** START Data rows **

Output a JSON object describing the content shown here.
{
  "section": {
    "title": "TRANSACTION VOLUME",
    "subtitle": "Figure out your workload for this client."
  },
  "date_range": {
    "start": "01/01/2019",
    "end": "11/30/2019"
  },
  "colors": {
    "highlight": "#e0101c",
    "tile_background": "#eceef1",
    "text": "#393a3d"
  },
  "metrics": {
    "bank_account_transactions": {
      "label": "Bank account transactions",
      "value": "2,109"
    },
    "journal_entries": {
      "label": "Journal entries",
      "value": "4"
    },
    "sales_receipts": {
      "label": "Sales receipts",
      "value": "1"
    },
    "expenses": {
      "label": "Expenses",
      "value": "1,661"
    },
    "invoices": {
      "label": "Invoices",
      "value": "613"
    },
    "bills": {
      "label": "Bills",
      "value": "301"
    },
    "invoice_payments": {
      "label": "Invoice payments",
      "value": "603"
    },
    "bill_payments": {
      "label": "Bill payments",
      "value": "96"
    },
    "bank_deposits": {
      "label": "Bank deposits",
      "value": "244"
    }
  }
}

** END Data rows **
** START Data rows **

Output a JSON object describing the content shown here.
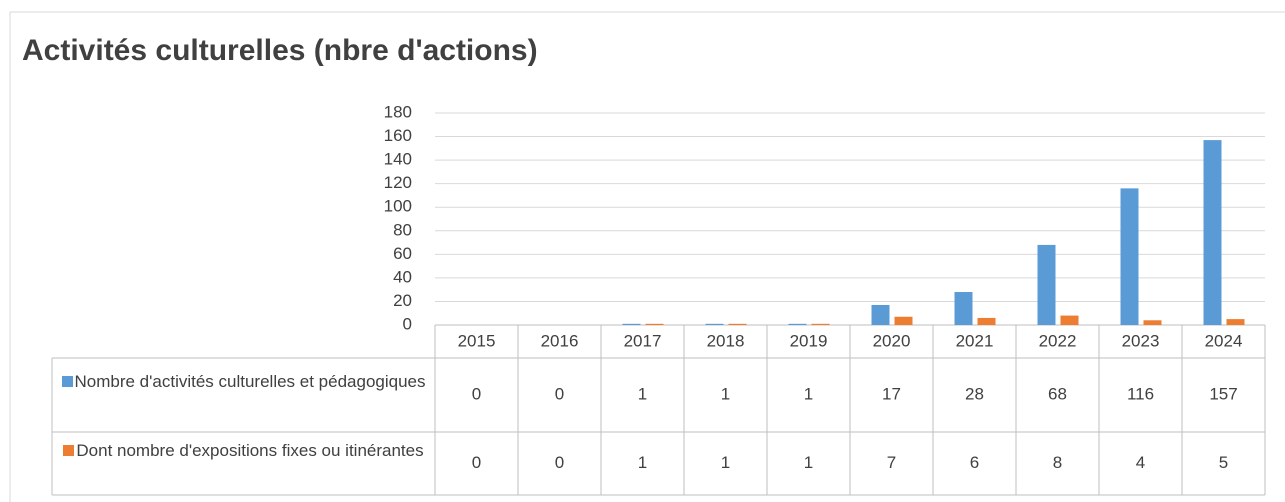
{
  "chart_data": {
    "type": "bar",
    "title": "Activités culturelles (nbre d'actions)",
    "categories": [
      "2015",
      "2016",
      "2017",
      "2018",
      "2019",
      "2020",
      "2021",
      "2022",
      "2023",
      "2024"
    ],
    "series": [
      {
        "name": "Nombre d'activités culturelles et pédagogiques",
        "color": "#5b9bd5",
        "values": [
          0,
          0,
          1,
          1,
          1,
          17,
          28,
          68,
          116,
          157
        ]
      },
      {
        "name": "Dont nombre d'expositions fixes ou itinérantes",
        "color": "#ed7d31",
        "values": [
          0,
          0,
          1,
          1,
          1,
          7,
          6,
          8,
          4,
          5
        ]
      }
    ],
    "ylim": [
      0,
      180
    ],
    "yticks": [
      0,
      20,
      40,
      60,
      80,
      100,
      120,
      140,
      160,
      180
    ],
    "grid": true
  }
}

** END Data rows **

## Work instructions
How many of the lines above contain the string "name"? Give the number only.

## Solution to the problem
2